## Goal of the exercise
Every record must be written out once more, with nothing added or omitted.

## Provided material
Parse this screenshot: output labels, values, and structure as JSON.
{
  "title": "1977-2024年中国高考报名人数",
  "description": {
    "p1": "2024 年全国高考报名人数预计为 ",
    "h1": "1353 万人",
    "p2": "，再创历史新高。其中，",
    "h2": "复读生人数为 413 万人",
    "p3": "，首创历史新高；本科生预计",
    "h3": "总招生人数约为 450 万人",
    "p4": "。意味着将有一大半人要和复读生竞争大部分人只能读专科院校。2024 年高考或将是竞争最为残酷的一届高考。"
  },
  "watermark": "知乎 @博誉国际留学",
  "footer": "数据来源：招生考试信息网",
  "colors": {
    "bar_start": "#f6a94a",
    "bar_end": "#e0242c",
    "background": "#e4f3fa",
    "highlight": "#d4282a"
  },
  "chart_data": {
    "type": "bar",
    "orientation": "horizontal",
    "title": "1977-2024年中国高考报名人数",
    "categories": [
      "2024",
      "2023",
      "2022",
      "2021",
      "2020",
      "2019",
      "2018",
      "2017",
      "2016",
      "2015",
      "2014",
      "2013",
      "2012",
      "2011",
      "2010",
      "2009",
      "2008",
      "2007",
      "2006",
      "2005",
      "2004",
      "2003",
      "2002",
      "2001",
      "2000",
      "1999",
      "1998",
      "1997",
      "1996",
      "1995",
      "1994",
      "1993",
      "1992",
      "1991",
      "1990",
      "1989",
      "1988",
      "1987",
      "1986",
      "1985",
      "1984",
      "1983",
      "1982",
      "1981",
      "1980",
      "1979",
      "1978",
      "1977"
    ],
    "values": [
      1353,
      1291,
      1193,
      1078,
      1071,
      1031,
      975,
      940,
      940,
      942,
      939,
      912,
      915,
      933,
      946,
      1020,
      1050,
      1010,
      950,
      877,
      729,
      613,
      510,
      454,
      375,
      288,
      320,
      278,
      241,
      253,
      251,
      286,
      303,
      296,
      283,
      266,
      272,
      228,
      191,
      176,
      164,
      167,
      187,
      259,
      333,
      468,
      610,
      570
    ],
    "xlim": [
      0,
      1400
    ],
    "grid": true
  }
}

## Result for this task
Parse this screenshot: output labels, values, and structure as JSON.
{
  "title": "1977-2024年中国高考报名人数",
  "description": {
    "p1": "2024 年全国高考报名人数预计为 ",
    "h1": "1353 万人",
    "p2": "，再创历史新高。其中，",
    "h2": "复读生人数为 413 万人",
    "p3": "，首创历史新高；本科生预计",
    "h3": "总招生人数约为 450 万人",
    "p4": "。意味着将有一大半人要和复读生竞争大部分人只能读专科院校。2024 年高考或将是竞争最为残酷的一届高考。"
  },
  "watermark": "知乎 @博誉国际留学",
  "footer": "数据来源：招生考试信息网",
  "colors": {
    "bar_start": "#f6a94a",
    "bar_end": "#e0242c",
    "background": "#e4f3fa",
    "highlight": "#d4282a"
  },
  "chart_data": {
    "type": "bar",
    "orientation": "horizontal",
    "title": "1977-2024年中国高考报名人数",
    "categories": [
      "2024",
      "2023",
      "2022",
      "2021",
      "2020",
      "2019",
      "2018",
      "2017",
      "2016",
      "2015",
      "2014",
      "2013",
      "2012",
      "2011",
      "2010",
      "2009",
      "2008",
      "2007",
      "2006",
      "2005",
      "2004",
      "2003",
      "2002",
      "2001",
      "2000",
      "1999",
      "1998",
      "1997",
      "1996",
      "1995",
      "1994",
      "1993",
      "1992",
      "1991",
      "1990",
      "1989",
      "1988",
      "1987",
      "1986",
      "1985",
      "1984",
      "1983",
      "1982",
      "1981",
      "1980",
      "1979",
      "1978",
      "1977"
    ],
    "values": [
      1353,
      1291,
      1193,
      1078,
      1071,
      1031,
      975,
      940,
      940,
      942,
      939,
      912,
      915,
      933,
      946,
      1020,
      1050,
      1010,
      950,
      877,
      729,
      613,
      510,
      454,
      375,
      288,
      320,
      278,
      241,
      253,
      251,
      286,
      303,
      296,
      283,
      266,
      272,
      228,
      191,
      176,
      164,
      167,
      187,
      259,
      333,
      468,
      610,
      570
    ],
    "xlim": [
      0,
      1400
    ],
    "grid": true
  }
}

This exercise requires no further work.